(Dataset listings of figures)
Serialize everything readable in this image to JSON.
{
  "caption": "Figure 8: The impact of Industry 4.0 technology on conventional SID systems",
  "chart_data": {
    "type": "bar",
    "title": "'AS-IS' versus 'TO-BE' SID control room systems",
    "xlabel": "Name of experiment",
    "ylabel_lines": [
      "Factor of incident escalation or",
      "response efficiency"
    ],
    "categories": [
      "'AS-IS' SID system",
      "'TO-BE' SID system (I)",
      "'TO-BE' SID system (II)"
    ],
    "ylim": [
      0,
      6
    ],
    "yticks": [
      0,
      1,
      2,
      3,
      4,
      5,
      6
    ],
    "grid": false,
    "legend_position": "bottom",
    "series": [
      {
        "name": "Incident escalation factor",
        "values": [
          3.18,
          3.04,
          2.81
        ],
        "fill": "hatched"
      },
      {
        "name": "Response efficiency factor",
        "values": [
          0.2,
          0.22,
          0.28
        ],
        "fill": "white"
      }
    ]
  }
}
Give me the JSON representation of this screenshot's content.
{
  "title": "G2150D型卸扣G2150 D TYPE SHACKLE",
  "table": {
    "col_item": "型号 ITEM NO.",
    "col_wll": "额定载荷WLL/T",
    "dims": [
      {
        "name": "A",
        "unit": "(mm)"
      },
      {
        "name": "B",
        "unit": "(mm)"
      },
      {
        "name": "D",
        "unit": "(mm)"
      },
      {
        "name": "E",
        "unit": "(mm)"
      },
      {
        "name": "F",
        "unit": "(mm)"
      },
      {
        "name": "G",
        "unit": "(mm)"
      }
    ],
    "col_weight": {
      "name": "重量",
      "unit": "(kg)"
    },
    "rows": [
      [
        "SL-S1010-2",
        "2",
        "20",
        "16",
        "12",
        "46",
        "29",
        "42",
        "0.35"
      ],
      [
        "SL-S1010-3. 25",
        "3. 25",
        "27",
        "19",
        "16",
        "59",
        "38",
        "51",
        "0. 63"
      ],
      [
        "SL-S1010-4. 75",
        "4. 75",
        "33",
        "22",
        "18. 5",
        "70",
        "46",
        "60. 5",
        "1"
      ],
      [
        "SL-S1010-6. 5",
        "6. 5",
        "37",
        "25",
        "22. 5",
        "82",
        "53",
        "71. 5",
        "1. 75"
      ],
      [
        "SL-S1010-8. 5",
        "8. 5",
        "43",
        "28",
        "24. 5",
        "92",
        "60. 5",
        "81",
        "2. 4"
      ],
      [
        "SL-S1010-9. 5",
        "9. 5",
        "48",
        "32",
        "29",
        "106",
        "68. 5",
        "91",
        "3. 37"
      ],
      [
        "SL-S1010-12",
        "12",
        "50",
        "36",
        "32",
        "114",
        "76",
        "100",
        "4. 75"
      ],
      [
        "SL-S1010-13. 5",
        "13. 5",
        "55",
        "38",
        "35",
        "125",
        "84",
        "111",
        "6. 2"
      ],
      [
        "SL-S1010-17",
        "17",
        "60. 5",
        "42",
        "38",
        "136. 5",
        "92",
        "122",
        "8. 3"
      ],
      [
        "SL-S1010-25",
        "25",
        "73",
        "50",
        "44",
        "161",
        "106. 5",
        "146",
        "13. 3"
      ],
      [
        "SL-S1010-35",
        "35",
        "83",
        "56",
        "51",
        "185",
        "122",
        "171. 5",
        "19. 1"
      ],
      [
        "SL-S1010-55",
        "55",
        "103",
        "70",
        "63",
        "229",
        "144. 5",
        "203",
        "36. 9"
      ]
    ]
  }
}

**Problem to work on**
Track down the lines that include the word "title" and copy them.

**Full solution**
    "title": "'AS-IS' versus 'TO-BE' SID control room systems",
  "title": "G2150D型卸扣G2150 D TYPE SHACKLE",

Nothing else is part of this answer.